Start of Data supplied
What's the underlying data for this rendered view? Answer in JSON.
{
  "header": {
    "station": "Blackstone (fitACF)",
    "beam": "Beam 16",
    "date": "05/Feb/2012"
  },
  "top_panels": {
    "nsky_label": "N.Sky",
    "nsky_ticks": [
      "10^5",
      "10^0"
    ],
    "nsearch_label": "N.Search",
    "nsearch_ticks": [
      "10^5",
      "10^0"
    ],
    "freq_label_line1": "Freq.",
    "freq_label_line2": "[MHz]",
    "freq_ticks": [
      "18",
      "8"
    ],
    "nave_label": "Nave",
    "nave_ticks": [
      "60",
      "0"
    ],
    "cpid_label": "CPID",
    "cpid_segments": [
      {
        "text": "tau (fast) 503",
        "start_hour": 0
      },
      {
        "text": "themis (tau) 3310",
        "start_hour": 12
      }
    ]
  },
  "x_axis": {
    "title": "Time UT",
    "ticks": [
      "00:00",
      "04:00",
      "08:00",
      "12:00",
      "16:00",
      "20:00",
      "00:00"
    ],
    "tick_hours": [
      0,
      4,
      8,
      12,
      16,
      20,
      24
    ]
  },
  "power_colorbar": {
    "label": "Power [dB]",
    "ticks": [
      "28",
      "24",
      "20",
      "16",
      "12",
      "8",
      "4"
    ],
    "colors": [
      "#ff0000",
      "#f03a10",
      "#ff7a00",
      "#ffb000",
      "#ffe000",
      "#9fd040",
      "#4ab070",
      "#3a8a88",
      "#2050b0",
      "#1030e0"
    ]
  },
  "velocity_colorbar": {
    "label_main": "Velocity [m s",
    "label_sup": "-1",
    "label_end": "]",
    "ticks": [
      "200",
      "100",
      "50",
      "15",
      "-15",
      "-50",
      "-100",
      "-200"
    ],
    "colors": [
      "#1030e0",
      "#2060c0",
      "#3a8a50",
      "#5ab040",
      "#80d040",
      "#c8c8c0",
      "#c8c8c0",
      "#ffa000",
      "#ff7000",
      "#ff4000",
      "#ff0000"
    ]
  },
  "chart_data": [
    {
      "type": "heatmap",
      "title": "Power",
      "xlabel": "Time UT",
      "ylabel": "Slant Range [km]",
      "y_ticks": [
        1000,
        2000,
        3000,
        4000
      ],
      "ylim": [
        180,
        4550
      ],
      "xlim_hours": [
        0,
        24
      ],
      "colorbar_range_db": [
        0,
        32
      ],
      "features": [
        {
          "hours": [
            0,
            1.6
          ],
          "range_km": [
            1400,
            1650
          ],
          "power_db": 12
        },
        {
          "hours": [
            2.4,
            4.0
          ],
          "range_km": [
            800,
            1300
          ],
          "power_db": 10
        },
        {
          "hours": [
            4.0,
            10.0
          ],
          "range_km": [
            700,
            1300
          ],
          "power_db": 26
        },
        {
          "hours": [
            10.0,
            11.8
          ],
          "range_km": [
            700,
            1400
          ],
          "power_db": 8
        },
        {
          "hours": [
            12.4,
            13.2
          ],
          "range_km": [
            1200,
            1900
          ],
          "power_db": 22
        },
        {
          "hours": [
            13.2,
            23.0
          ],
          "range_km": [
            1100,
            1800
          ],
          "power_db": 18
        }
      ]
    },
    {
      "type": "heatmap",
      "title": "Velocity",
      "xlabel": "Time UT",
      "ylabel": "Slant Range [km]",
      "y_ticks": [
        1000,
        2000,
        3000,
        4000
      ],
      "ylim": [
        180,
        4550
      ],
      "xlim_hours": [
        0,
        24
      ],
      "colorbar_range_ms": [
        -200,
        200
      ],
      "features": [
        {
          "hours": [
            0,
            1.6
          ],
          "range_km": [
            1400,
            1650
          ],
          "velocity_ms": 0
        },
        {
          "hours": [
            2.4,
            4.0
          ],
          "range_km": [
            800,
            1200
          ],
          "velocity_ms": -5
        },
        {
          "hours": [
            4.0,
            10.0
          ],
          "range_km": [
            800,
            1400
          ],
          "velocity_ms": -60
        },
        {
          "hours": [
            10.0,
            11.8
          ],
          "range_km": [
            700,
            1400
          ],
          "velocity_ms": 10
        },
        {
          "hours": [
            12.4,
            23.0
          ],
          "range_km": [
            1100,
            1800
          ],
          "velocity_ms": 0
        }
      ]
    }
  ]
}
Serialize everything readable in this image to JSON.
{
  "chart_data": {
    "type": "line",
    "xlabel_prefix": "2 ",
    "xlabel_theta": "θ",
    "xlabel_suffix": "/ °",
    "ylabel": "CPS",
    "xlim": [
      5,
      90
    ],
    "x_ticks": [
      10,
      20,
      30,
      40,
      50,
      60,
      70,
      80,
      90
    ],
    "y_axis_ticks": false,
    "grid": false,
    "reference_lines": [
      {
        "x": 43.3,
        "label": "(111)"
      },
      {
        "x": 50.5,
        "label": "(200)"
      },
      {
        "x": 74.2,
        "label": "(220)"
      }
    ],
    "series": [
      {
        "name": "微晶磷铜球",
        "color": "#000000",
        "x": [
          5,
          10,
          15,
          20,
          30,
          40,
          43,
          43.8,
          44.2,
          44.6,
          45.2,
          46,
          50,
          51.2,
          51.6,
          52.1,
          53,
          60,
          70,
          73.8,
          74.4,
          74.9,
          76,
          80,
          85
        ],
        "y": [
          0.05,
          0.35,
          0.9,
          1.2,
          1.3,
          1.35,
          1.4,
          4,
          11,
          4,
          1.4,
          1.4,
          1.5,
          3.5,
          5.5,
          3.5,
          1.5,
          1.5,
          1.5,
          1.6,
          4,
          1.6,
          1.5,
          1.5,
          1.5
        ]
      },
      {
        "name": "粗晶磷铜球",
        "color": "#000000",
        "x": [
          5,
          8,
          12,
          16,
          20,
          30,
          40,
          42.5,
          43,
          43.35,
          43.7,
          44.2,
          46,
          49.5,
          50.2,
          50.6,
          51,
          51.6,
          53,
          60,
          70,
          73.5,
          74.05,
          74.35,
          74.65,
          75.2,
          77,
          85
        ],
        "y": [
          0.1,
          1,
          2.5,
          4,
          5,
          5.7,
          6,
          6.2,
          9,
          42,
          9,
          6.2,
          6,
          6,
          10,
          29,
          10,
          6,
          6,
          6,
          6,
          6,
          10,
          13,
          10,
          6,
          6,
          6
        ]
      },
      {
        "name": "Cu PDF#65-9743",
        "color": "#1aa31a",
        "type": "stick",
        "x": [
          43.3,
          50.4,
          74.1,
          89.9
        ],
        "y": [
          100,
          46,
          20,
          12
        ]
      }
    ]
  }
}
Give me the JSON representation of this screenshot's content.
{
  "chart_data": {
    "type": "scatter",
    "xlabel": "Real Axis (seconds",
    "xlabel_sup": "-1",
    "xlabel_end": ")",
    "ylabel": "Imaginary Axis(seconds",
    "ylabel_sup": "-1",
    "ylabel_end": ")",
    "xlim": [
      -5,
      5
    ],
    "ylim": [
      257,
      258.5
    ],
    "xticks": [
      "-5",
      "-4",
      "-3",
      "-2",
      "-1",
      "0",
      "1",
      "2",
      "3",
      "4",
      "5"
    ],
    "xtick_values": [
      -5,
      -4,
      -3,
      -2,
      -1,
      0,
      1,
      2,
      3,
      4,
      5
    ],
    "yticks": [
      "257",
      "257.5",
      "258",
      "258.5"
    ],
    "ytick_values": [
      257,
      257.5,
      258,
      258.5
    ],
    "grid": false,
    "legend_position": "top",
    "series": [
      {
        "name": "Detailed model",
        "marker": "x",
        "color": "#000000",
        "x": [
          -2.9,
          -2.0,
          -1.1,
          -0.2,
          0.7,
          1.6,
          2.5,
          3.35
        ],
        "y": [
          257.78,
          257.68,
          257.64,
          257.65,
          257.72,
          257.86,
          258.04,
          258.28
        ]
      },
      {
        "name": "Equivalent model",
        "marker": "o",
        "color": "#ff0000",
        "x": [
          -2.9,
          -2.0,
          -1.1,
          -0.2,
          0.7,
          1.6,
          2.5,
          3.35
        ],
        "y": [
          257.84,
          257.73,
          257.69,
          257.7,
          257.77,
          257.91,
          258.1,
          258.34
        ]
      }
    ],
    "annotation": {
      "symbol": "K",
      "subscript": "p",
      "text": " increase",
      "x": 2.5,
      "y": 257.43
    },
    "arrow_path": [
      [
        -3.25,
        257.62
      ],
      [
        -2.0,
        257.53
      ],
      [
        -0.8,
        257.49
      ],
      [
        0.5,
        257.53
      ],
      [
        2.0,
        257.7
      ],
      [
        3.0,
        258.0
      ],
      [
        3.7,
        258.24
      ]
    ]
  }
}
End of Data supplied
§ **Problem**
How many lines in the entries contain the string "JSON"? Answer with the number only.

§ **Full response**
3